═════ EXERCISE INPUTS

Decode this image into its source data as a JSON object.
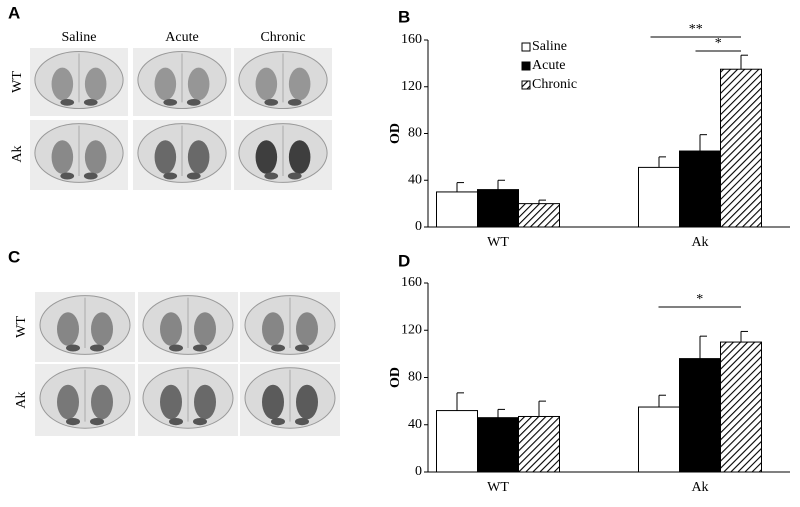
{
  "panel_labels": [
    "A",
    "B",
    "C",
    "D"
  ],
  "image_panels": [
    {
      "columns": [
        "Saline",
        "Acute",
        "Chronic"
      ],
      "rows": [
        "WT",
        "Ak"
      ]
    },
    {
      "rows": [
        "WT",
        "Ak"
      ]
    }
  ],
  "chart_data": [
    {
      "type": "bar",
      "ylabel": "OD",
      "categories": [
        "WT",
        "Ak"
      ],
      "ylim": [
        0,
        160
      ],
      "yticks": [
        0,
        40,
        80,
        120,
        160
      ],
      "legend": "top",
      "series": [
        {
          "name": "Saline",
          "color": "#ffffff",
          "values": [
            30,
            51
          ],
          "errors": [
            8,
            9
          ]
        },
        {
          "name": "Acute",
          "color": "#000000",
          "values": [
            32,
            65
          ],
          "errors": [
            8,
            14
          ]
        },
        {
          "name": "Chronic",
          "color": "#000000",
          "hatch": true,
          "values": [
            20,
            135
          ],
          "errors": [
            3,
            12
          ]
        }
      ],
      "annotations": [
        "**",
        "*"
      ]
    },
    {
      "type": "bar",
      "ylabel": "OD",
      "categories": [
        "WT",
        "Ak"
      ],
      "ylim": [
        0,
        160
      ],
      "yticks": [
        0,
        40,
        80,
        120,
        160
      ],
      "series": [
        {
          "name": "Saline",
          "color": "#ffffff",
          "values": [
            52,
            55
          ],
          "errors": [
            15,
            10
          ]
        },
        {
          "name": "Acute",
          "color": "#000000",
          "values": [
            46,
            96
          ],
          "errors": [
            7,
            19
          ]
        },
        {
          "name": "Chronic",
          "color": "#000000",
          "hatch": true,
          "values": [
            47,
            110
          ],
          "errors": [
            13,
            9
          ]
        }
      ],
      "annotations": [
        "*"
      ]
    }
  ]
}
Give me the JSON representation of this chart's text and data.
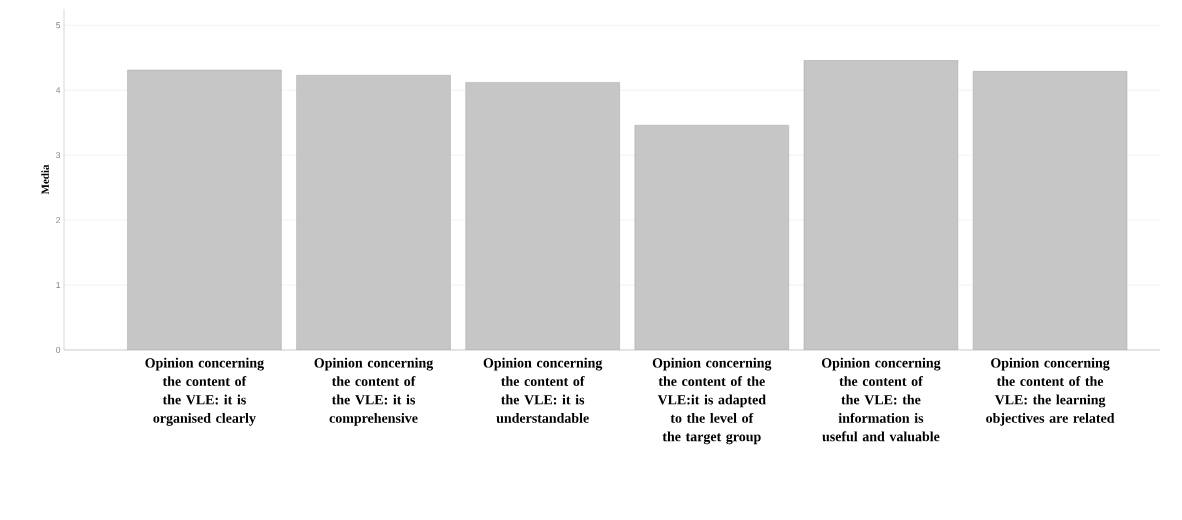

══════════

Each line in the entries above that includes the string "this" should be extracted.

RESPONSE BELOW>
Decode this image into its source data as a JSON object.
Give me the JSON representation of this chart's text and data.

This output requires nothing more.